_SET EXERCISE:_
Your task is to copy every line of the records below that contains "норм".

Begin ENTRIES PROVIDED

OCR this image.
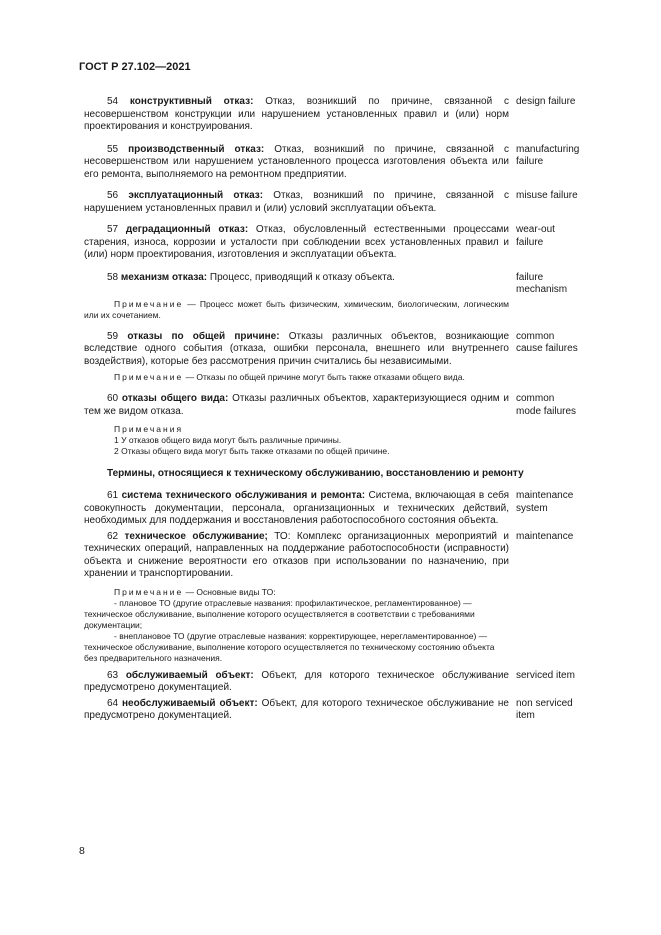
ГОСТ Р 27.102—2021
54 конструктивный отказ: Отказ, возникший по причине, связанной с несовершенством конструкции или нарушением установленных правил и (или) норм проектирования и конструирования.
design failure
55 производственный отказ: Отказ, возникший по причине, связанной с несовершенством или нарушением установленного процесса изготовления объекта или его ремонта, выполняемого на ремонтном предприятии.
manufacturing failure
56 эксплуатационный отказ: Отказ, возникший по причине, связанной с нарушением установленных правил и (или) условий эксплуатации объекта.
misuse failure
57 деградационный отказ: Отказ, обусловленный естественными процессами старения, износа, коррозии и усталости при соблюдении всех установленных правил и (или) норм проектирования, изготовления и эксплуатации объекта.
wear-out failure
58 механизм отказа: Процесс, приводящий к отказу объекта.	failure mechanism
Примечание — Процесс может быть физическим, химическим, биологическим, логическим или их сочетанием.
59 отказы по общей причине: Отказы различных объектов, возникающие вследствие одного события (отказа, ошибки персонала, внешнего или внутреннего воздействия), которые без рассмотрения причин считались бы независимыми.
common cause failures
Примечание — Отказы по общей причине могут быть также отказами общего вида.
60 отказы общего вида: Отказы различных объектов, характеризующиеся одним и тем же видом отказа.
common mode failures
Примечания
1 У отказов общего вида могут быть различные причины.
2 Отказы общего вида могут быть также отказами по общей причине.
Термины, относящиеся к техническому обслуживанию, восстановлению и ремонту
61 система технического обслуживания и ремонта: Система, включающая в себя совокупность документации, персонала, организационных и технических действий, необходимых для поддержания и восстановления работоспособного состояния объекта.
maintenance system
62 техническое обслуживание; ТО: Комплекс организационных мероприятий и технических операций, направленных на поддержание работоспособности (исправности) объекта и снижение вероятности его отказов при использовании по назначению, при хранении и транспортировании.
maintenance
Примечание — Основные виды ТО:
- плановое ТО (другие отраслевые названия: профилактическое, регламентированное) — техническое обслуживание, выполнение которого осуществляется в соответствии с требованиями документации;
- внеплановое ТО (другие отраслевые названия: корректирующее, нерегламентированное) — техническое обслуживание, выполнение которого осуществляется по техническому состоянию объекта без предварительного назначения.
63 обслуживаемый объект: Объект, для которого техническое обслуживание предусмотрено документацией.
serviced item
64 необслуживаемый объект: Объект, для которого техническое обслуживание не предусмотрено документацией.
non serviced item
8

End ENTRIES PROVIDED
Begin ENTRIES PROVIDED

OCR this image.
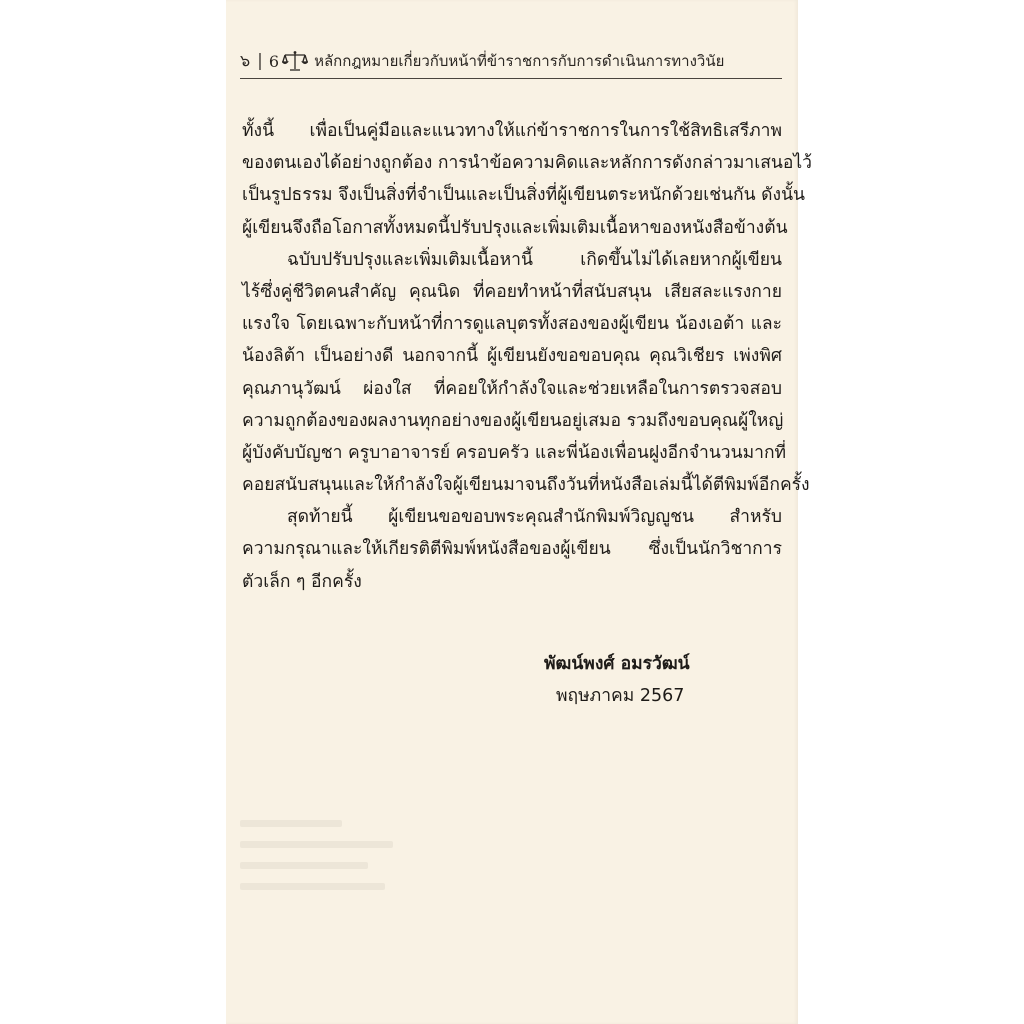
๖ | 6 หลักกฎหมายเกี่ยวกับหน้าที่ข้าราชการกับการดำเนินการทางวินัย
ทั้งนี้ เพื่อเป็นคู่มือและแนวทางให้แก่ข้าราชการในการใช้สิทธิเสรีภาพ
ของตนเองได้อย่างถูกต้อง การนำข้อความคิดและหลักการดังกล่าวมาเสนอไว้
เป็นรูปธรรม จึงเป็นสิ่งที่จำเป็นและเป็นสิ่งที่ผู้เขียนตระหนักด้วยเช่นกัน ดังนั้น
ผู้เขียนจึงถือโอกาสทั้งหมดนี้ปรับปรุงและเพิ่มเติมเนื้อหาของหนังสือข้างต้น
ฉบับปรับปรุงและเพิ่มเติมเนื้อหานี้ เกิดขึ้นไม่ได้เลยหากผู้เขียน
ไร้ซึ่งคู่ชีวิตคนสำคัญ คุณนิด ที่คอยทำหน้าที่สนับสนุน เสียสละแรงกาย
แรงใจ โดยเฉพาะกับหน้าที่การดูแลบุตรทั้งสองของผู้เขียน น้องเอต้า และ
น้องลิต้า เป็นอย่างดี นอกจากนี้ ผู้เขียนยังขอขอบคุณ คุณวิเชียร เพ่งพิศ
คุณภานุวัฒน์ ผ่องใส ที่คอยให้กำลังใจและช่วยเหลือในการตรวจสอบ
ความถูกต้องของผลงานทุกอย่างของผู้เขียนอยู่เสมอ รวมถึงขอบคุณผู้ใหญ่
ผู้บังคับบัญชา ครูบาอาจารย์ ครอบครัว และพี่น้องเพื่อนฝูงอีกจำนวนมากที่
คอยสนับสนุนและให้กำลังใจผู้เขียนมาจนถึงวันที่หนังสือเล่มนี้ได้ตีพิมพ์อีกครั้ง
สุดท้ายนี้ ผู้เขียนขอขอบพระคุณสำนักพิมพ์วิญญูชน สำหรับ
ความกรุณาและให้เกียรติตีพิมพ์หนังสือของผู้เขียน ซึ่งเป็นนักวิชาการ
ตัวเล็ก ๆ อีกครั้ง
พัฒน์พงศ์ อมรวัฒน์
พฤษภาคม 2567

End ENTRIES PROVIDED
Begin ENTRIES PROVIDED

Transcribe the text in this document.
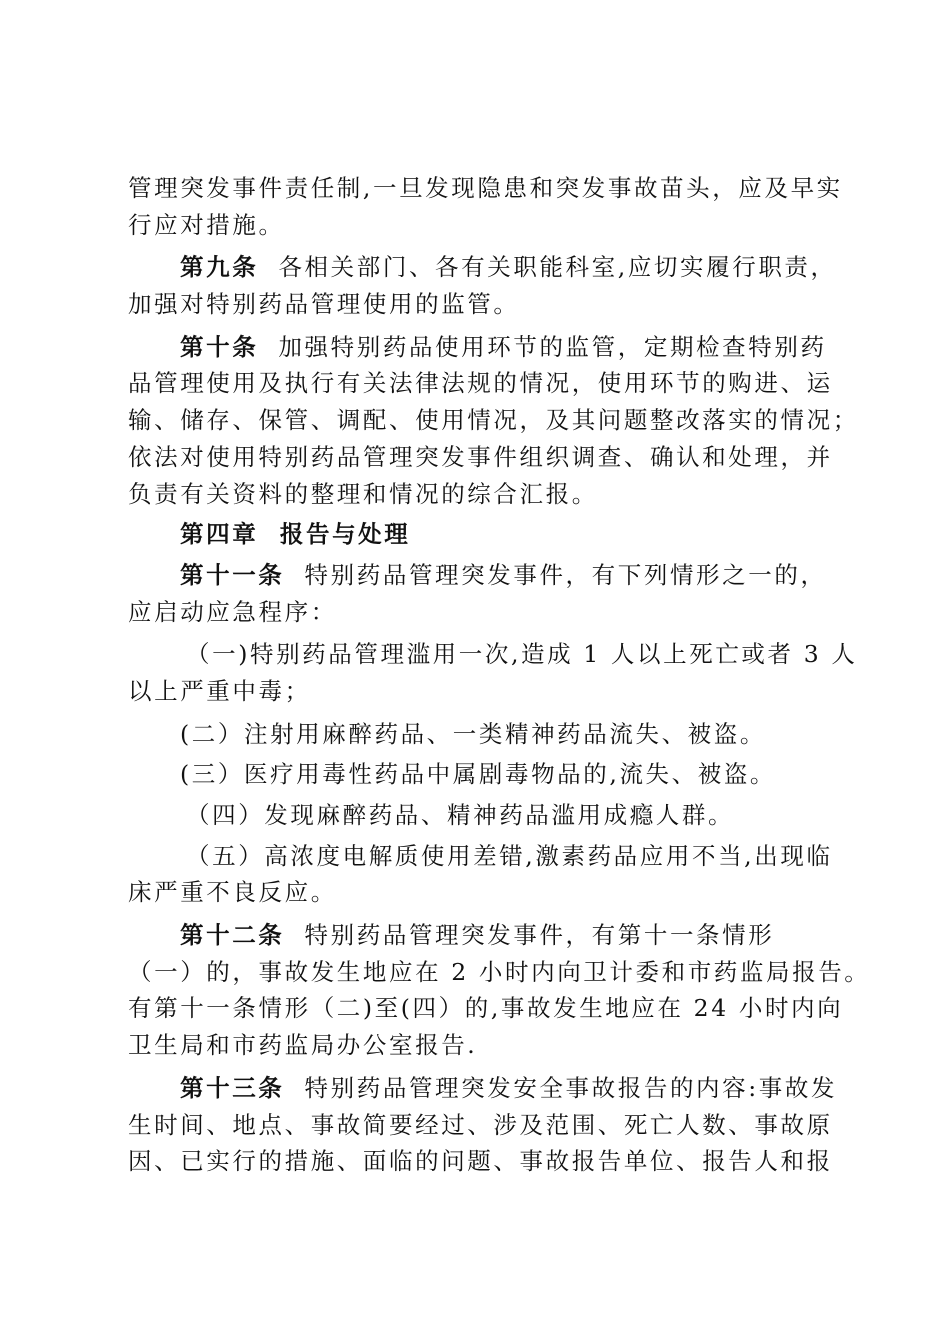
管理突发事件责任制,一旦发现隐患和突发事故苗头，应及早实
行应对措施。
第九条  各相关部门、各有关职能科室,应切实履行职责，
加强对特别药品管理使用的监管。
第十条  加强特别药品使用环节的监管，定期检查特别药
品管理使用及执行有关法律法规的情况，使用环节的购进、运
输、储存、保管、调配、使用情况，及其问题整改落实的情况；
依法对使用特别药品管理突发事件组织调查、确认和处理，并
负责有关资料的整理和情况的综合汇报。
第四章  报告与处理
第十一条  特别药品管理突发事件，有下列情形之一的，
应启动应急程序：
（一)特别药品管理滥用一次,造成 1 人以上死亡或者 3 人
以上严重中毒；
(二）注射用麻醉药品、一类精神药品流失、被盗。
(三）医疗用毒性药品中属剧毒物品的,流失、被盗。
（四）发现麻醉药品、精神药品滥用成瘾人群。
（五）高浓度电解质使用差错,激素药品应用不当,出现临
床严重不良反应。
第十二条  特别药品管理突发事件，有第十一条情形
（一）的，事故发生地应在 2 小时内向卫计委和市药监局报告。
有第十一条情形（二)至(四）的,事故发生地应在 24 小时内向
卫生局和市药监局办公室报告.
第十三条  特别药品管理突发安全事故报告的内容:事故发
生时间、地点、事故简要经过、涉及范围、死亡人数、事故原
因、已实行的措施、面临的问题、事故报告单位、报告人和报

End ENTRIES PROVIDED

_WRITTEN SOLUTION:_
54 конструктивный отказ: Отказ, возникший по причине, связанной с несовершенством конструкции или нарушением установленных правил и (или) норм проектирования и конструирования.
57 деградационный отказ: Отказ, обусловленный естественными процессами старения, износа, коррозии и усталости при соблюдении всех установленных правил и (или) норм проектирования, изготовления и эксплуатации объекта.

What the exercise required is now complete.